| What is asked |
Check every line below for the word "perturb" and copy the ones that have it.

| Records for the task |
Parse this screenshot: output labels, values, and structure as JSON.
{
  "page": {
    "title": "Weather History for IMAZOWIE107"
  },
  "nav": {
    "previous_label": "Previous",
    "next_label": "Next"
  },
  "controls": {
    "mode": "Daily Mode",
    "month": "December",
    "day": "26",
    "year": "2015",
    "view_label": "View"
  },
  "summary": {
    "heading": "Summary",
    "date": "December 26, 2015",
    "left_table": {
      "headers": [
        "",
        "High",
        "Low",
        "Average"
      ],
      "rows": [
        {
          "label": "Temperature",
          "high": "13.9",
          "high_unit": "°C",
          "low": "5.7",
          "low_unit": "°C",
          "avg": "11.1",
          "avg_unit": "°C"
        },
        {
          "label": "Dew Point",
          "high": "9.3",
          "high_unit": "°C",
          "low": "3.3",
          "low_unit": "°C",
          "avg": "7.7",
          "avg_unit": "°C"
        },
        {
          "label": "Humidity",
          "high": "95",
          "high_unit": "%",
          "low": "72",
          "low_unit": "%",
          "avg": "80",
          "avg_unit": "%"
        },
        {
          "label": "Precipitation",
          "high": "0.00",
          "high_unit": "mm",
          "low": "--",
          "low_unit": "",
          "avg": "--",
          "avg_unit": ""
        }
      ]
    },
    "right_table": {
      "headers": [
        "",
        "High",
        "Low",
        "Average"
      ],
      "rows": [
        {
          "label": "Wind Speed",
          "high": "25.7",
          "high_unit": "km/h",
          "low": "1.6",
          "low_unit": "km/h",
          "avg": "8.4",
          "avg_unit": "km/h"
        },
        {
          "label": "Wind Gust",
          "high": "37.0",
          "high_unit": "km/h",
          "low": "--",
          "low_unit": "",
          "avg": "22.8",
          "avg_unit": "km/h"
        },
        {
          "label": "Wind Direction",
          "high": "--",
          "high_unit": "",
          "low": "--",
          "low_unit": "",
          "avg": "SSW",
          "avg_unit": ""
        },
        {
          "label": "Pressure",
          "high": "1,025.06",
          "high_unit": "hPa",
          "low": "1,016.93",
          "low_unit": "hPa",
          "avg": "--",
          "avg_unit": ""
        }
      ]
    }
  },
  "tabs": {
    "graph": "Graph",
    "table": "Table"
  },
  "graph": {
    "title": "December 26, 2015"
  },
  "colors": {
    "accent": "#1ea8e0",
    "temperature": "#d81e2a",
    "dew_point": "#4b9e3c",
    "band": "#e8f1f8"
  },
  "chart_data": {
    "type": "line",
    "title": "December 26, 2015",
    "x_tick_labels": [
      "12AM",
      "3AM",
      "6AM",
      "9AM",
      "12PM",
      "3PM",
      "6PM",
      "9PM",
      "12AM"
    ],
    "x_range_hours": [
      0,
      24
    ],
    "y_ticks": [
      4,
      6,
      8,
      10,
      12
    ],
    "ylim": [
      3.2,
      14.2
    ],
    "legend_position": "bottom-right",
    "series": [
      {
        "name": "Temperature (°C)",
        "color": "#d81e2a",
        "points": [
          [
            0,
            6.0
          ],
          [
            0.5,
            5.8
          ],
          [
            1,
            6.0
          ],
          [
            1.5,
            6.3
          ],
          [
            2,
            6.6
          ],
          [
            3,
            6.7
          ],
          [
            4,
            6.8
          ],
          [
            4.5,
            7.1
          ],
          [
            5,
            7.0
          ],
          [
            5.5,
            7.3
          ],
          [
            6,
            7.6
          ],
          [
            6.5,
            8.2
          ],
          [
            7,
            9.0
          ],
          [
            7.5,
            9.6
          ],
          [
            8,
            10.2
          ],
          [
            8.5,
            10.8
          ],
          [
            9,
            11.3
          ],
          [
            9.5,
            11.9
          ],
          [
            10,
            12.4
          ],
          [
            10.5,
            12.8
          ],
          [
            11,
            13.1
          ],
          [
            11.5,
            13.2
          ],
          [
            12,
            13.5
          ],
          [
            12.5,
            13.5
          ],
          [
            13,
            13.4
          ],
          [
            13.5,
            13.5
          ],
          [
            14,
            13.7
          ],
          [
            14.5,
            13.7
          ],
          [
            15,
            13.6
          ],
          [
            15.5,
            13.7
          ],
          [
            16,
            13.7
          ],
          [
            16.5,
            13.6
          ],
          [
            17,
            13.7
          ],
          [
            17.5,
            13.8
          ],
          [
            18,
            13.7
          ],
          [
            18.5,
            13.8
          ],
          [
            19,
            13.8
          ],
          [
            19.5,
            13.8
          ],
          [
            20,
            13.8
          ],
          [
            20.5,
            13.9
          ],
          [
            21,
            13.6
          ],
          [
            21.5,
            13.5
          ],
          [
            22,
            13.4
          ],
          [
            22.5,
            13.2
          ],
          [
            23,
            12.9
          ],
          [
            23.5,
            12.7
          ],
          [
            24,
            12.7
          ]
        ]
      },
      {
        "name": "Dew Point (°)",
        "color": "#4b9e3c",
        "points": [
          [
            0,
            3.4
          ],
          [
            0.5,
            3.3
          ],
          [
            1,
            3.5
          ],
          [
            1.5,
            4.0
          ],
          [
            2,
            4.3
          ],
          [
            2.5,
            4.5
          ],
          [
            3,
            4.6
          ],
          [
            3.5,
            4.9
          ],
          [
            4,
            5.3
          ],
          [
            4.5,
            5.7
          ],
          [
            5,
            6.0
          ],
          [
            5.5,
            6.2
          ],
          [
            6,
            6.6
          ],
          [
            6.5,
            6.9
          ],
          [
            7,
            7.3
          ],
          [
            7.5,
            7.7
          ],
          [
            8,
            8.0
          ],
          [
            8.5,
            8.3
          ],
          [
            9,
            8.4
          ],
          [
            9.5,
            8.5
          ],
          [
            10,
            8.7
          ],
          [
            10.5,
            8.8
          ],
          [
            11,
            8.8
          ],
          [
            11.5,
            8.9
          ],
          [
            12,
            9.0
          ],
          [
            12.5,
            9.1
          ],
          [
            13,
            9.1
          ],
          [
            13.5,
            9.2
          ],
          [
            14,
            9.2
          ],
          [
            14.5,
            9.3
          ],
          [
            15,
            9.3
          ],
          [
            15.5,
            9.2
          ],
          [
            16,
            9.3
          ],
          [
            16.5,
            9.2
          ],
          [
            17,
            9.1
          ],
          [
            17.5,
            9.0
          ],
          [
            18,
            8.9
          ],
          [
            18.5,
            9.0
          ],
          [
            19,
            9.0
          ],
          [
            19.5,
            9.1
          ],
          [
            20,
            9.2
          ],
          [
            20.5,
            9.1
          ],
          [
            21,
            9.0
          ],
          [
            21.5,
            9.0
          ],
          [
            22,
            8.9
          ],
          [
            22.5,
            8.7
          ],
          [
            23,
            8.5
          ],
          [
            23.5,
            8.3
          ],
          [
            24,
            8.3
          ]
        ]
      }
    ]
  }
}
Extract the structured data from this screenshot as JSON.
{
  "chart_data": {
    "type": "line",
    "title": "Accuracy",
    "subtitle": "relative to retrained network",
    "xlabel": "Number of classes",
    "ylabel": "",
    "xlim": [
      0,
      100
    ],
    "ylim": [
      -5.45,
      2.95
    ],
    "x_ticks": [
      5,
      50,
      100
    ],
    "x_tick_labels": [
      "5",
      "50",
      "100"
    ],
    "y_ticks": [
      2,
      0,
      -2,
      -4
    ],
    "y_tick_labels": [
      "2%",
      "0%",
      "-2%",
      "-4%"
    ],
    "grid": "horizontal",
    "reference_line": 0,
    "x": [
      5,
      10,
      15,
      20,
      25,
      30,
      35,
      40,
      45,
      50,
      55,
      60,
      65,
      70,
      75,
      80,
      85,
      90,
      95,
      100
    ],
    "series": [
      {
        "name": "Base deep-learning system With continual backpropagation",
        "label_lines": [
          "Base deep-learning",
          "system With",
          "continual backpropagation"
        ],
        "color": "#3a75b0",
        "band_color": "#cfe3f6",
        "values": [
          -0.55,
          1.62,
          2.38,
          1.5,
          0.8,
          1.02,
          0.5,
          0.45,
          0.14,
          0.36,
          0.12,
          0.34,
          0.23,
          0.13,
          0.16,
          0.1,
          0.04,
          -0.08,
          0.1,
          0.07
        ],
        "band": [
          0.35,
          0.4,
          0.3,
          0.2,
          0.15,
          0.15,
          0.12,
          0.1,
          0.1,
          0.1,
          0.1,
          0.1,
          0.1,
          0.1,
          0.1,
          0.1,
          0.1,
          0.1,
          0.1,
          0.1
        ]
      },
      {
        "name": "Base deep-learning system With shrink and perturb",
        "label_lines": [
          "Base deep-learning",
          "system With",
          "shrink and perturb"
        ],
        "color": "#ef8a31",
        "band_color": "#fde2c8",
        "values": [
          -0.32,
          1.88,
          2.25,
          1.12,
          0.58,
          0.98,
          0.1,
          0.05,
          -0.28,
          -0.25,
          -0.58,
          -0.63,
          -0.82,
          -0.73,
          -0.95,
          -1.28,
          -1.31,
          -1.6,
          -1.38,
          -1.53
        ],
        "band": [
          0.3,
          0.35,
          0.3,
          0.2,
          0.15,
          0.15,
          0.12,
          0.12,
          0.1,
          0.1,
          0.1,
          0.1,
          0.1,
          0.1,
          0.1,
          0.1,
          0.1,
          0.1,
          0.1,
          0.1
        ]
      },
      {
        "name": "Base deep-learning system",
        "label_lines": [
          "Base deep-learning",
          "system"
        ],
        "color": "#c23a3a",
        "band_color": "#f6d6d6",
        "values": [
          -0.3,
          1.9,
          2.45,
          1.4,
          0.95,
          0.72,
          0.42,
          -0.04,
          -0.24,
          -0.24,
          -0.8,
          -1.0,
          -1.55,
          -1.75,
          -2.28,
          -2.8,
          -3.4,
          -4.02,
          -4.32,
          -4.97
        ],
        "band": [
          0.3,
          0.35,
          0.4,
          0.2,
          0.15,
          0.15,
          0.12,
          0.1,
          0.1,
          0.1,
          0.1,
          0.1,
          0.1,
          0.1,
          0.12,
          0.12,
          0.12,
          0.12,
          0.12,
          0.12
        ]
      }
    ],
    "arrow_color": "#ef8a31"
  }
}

| Finished task |
        "name": "Base deep-learning system With shrink and perturb",
          "shrink and perturb"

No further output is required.